Task brief:
Identify each line holding the string "abitazioni" and copy it.

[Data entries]
>>

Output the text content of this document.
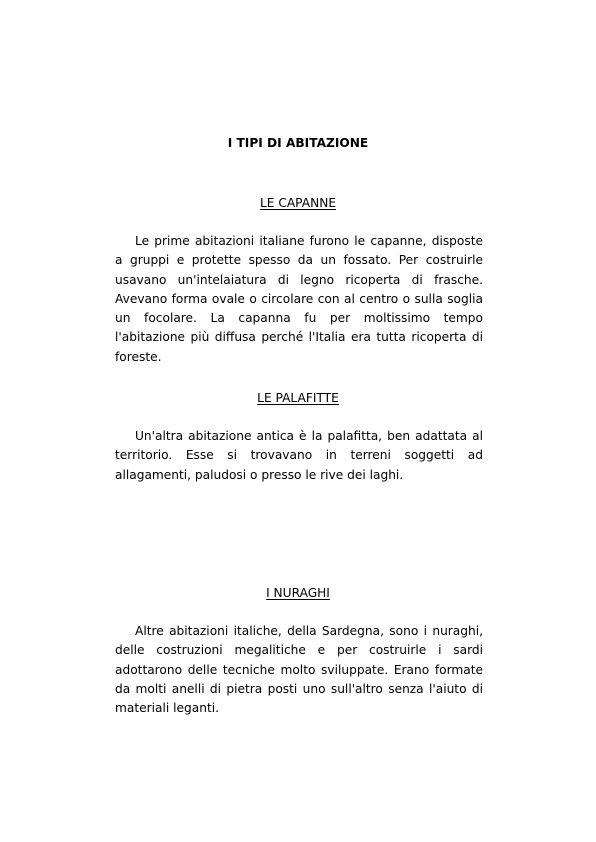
I TIPI DI ABITAZIONE
LE CAPANNE

Le prime abitazioni italiane furono le capanne, disposte a gruppi e protette spesso da un fossato. Per costruirle usavano un'intelaiatura di legno ricoperta di frasche. Avevano forma ovale o circolare con al centro o sulla soglia un focolare. La capanna fu per moltissimo tempo l'abitazione più diffusa perché l'Italia era tutta ricoperta di foreste.

LE PALAFITTE

Un'altra abitazione antica è la palafitta, ben adattata al territorio. Esse si trovavano in terreni soggetti ad allagamenti, paludosi o presso le rive dei laghi.

I NURAGHI

Altre abitazioni italiche, della Sardegna, sono i nuraghi, delle costruzioni megalitiche e per costruirle i sardi adottarono delle tecniche molto sviluppate. Erano formate da molti anelli di pietra posti uno sull'altro senza l'aiuto di materiali leganti.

<<

Response:
Le prime abitazioni italiane furono le capanne, disposte a gruppi e protette spesso da un fossato. Per costruirle usavano un'intelaiatura di legno ricoperta di frasche. Avevano forma ovale o circolare con al centro o sulla soglia un focolare. La capanna fu per moltissimo tempo l'abitazione più diffusa perché l'Italia era tutta ricoperta di foreste.
Altre abitazioni italiche, della Sardegna, sono i nuraghi, delle costruzioni megalitiche e per costruirle i sardi adottarono delle tecniche molto sviluppate. Erano formate da molti anelli di pietra posti uno sull'altro senza l'aiuto di materiali leganti.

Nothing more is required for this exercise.